## Your goal
Read the data and repeat it in full, exactly.

## Data shown
######

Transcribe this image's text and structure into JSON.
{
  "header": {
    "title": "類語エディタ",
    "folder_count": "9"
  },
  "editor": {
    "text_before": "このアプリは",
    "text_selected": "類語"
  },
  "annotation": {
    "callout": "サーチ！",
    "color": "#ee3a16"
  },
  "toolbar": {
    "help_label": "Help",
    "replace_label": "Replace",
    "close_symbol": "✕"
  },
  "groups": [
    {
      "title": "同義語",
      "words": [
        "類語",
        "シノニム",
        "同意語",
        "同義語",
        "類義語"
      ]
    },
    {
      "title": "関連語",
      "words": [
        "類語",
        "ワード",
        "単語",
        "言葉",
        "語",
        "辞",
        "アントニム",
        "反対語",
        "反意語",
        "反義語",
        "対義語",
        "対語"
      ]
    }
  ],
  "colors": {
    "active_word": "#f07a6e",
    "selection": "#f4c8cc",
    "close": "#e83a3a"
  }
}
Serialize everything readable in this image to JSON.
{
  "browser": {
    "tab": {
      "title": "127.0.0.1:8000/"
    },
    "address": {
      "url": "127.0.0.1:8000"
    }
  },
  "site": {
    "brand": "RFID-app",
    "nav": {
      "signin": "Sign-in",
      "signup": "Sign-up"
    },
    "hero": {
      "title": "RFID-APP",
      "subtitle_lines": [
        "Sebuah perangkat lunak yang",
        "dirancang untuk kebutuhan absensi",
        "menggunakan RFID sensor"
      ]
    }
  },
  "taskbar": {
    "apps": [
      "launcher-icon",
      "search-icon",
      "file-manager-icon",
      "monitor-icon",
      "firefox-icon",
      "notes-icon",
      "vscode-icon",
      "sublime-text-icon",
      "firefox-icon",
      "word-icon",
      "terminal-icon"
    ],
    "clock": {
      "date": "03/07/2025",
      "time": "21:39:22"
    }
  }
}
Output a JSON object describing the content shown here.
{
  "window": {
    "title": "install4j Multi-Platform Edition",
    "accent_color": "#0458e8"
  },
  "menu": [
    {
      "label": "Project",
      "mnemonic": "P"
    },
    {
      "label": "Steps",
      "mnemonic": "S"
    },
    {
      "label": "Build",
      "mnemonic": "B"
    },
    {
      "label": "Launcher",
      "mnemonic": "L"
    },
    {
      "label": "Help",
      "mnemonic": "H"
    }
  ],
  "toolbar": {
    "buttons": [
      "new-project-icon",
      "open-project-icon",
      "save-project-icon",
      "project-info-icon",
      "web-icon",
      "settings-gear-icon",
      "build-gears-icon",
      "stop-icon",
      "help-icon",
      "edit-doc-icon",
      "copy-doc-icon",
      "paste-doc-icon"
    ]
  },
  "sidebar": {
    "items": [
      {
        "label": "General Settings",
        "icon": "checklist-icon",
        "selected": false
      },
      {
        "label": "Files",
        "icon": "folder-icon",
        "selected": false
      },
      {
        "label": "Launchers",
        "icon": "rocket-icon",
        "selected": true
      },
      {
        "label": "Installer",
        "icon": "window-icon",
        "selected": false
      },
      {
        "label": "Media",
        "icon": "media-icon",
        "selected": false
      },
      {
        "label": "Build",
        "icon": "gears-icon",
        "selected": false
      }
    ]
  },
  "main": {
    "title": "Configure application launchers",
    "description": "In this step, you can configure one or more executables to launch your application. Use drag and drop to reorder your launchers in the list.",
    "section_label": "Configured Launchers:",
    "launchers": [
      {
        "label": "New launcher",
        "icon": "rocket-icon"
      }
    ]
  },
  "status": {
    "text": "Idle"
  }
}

######

## Exercise response
Transcribe this image's text and structure into JSON.
{
  "header": {
    "title": "類語エディタ",
    "folder_count": "9"
  },
  "editor": {
    "text_before": "このアプリは",
    "text_selected": "類語"
  },
  "annotation": {
    "callout": "サーチ！",
    "color": "#ee3a16"
  },
  "toolbar": {
    "help_label": "Help",
    "replace_label": "Replace",
    "close_symbol": "✕"
  },
  "groups": [
    {
      "title": "同義語",
      "words": [
        "類語",
        "シノニム",
        "同意語",
        "同義語",
        "類義語"
      ]
    },
    {
      "title": "関連語",
      "words": [
        "類語",
        "ワード",
        "単語",
        "言葉",
        "語",
        "辞",
        "アントニム",
        "反対語",
        "反意語",
        "反義語",
        "対義語",
        "対語"
      ]
    }
  ],
  "colors": {
    "active_word": "#f07a6e",
    "selection": "#f4c8cc",
    "close": "#e83a3a"
  }
}
Serialize everything readable in this image to JSON.
{
  "browser": {
    "tab": {
      "title": "127.0.0.1:8000/"
    },
    "address": {
      "url": "127.0.0.1:8000"
    }
  },
  "site": {
    "brand": "RFID-app",
    "nav": {
      "signin": "Sign-in",
      "signup": "Sign-up"
    },
    "hero": {
      "title": "RFID-APP",
      "subtitle_lines": [
        "Sebuah perangkat lunak yang",
        "dirancang untuk kebutuhan absensi",
        "menggunakan RFID sensor"
      ]
    }
  },
  "taskbar": {
    "apps": [
      "launcher-icon",
      "search-icon",
      "file-manager-icon",
      "monitor-icon",
      "firefox-icon",
      "notes-icon",
      "vscode-icon",
      "sublime-text-icon",
      "firefox-icon",
      "word-icon",
      "terminal-icon"
    ],
    "clock": {
      "date": "03/07/2025",
      "time": "21:39:22"
    }
  }
}
Output a JSON object describing the content shown here.
{
  "window": {
    "title": "install4j Multi-Platform Edition",
    "accent_color": "#0458e8"
  },
  "menu": [
    {
      "label": "Project",
      "mnemonic": "P"
    },
    {
      "label": "Steps",
      "mnemonic": "S"
    },
    {
      "label": "Build",
      "mnemonic": "B"
    },
    {
      "label": "Launcher",
      "mnemonic": "L"
    },
    {
      "label": "Help",
      "mnemonic": "H"
    }
  ],
  "toolbar": {
    "buttons": [
      "new-project-icon",
      "open-project-icon",
      "save-project-icon",
      "project-info-icon",
      "web-icon",
      "settings-gear-icon",
      "build-gears-icon",
      "stop-icon",
      "help-icon",
      "edit-doc-icon",
      "copy-doc-icon",
      "paste-doc-icon"
    ]
  },
  "sidebar": {
    "items": [
      {
        "label": "General Settings",
        "icon": "checklist-icon",
        "selected": false
      },
      {
        "label": "Files",
        "icon": "folder-icon",
        "selected": false
      },
      {
        "label": "Launchers",
        "icon": "rocket-icon",
        "selected": true
      },
      {
        "label": "Installer",
        "icon": "window-icon",
        "selected": false
      },
      {
        "label": "Media",
        "icon": "media-icon",
        "selected": false
      },
      {
        "label": "Build",
        "icon": "gears-icon",
        "selected": false
      }
    ]
  },
  "main": {
    "title": "Configure application launchers",
    "description": "In this step, you can configure one or more executables to launch your application. Use drag and drop to reorder your launchers in the list.",
    "section_label": "Configured Launchers:",
    "launchers": [
      {
        "label": "New launcher",
        "icon": "rocket-icon"
      }
    ]
  },
  "status": {
    "text": "Idle"
  }
}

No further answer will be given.